-- Start Dataset records --
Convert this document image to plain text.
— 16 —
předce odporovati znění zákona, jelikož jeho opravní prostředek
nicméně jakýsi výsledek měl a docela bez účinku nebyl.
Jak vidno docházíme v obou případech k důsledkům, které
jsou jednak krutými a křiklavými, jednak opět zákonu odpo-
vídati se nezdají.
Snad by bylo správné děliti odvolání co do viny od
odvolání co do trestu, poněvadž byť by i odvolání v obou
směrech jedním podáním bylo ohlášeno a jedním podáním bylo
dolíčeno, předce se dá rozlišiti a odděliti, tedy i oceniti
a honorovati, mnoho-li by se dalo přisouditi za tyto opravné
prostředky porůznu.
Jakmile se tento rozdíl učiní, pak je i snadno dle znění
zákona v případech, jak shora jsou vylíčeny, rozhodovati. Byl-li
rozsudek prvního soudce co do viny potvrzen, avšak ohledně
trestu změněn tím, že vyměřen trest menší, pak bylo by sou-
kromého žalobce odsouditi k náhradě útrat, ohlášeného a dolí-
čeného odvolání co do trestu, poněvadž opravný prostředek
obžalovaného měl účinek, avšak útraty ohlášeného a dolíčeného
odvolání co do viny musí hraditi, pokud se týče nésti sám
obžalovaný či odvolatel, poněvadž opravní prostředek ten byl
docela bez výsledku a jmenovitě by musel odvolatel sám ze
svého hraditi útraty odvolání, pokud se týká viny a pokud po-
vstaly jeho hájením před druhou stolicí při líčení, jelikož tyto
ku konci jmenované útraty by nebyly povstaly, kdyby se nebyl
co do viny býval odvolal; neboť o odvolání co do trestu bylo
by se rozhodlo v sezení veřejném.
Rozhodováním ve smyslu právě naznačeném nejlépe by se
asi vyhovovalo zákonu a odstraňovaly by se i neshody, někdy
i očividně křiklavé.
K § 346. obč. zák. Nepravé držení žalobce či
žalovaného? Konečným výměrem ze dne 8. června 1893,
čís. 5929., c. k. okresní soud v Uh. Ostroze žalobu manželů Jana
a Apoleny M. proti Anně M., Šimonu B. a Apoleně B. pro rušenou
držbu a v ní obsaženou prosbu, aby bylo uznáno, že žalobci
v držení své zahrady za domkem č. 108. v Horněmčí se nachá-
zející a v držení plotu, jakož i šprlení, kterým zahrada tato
-- End Dataset records --
### Given problem
The records are above. How many lines in them contain the word "odvolatel"? Give the number alone.

### Exercise output
2